▶ TASK REQUIREMENTS
Collect every line that includes the string "document".

▶ DATA LINES

-- Start --

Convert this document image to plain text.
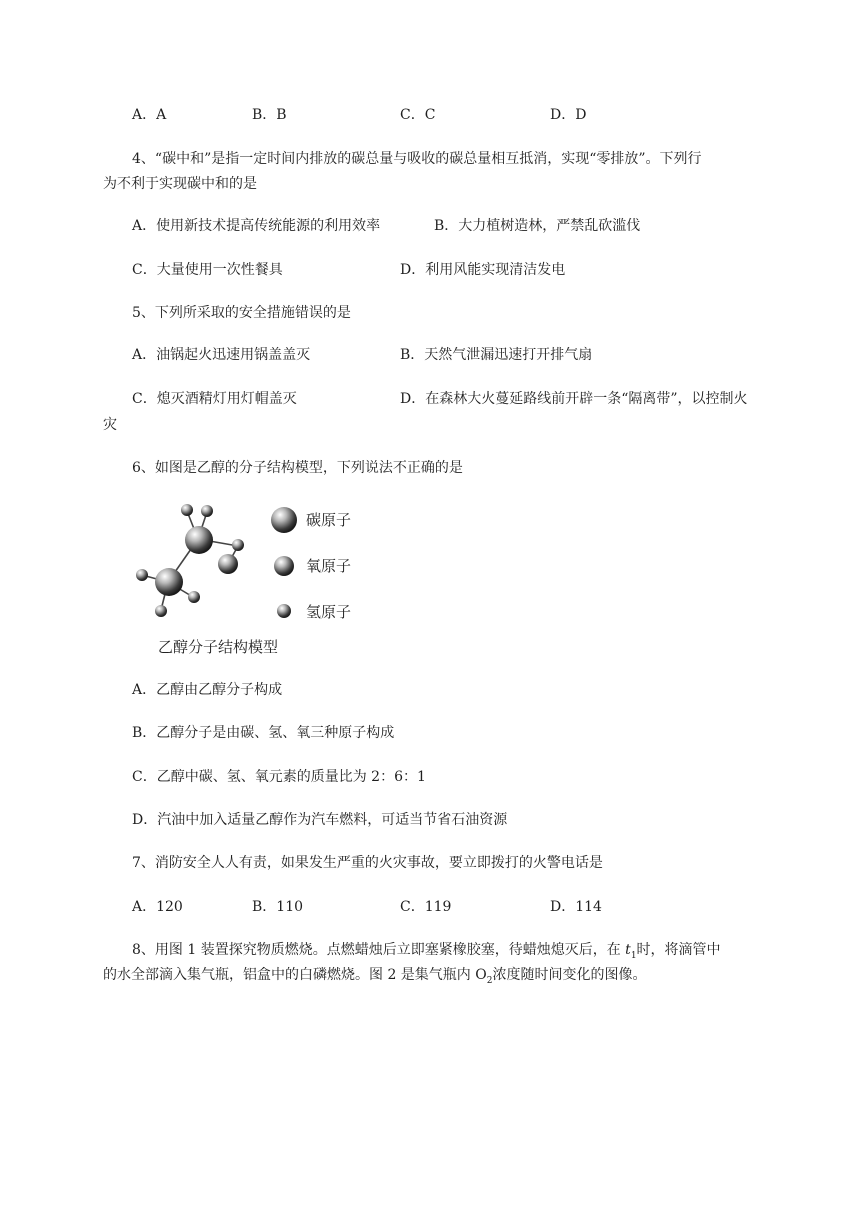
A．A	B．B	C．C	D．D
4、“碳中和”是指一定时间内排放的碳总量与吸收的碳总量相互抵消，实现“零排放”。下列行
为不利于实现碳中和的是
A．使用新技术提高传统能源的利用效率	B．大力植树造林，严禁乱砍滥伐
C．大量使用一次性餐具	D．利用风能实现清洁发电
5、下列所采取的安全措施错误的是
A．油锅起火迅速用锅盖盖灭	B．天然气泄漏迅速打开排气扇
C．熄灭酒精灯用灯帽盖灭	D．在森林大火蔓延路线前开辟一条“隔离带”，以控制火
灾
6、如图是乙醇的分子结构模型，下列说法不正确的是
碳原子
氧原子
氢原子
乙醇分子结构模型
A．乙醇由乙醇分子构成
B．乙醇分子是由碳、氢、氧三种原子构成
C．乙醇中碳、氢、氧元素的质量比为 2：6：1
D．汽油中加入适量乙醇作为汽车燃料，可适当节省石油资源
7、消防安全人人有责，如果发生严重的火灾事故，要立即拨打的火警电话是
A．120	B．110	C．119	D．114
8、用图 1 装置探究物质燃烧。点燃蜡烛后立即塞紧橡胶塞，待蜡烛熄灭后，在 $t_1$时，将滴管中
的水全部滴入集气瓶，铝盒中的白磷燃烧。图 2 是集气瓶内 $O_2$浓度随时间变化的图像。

-- End --
-- Start --

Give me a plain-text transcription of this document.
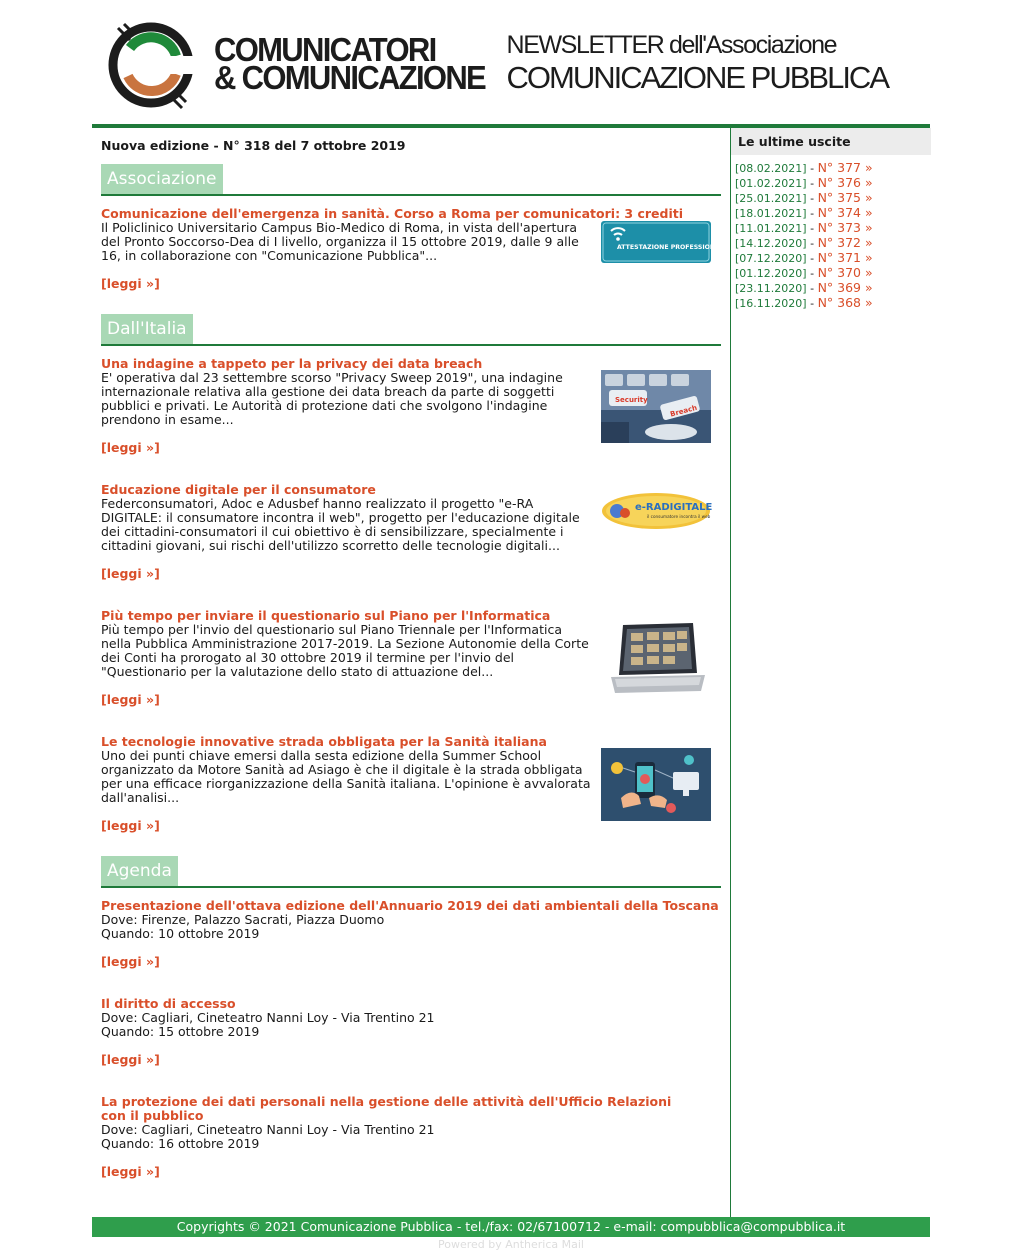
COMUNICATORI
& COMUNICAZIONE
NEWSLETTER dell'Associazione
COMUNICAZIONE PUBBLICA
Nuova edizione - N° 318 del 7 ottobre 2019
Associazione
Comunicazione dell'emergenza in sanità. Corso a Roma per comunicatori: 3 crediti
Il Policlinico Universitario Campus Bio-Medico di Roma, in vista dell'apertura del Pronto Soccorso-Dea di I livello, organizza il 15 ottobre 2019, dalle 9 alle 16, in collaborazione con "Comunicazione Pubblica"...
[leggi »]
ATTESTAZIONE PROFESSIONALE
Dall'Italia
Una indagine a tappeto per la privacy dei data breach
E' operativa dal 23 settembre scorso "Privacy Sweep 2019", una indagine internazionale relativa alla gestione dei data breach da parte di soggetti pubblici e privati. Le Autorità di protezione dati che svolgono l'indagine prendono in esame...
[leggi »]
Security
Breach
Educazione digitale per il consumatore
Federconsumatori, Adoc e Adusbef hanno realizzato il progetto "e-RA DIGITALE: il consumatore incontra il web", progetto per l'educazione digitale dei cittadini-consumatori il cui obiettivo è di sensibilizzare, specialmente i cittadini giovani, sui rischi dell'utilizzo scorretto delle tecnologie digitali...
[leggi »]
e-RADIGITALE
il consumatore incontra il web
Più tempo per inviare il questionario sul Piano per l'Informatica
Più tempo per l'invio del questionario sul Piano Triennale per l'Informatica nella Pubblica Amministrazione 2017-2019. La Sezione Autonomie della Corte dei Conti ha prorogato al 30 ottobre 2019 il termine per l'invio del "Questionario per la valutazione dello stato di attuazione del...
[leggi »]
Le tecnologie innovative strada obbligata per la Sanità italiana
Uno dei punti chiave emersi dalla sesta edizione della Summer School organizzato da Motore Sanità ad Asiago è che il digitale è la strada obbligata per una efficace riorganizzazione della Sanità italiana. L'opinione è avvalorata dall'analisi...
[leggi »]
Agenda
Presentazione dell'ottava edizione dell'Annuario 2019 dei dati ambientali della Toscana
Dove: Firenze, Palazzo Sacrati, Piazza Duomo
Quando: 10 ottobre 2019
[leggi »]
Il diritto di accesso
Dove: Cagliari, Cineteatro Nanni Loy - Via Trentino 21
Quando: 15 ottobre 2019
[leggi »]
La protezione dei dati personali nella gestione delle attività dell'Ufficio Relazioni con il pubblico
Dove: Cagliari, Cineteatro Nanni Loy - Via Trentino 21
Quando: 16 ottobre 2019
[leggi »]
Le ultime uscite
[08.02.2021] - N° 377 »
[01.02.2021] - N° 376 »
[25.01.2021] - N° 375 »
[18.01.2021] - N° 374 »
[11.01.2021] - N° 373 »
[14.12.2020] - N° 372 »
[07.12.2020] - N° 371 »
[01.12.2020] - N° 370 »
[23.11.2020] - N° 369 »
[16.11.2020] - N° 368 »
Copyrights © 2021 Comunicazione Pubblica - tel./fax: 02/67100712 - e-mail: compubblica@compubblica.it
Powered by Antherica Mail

-- End --

▶ EXERCISE ANSWER
Convert this document image to plain text.
Give me a plain-text transcription of this document.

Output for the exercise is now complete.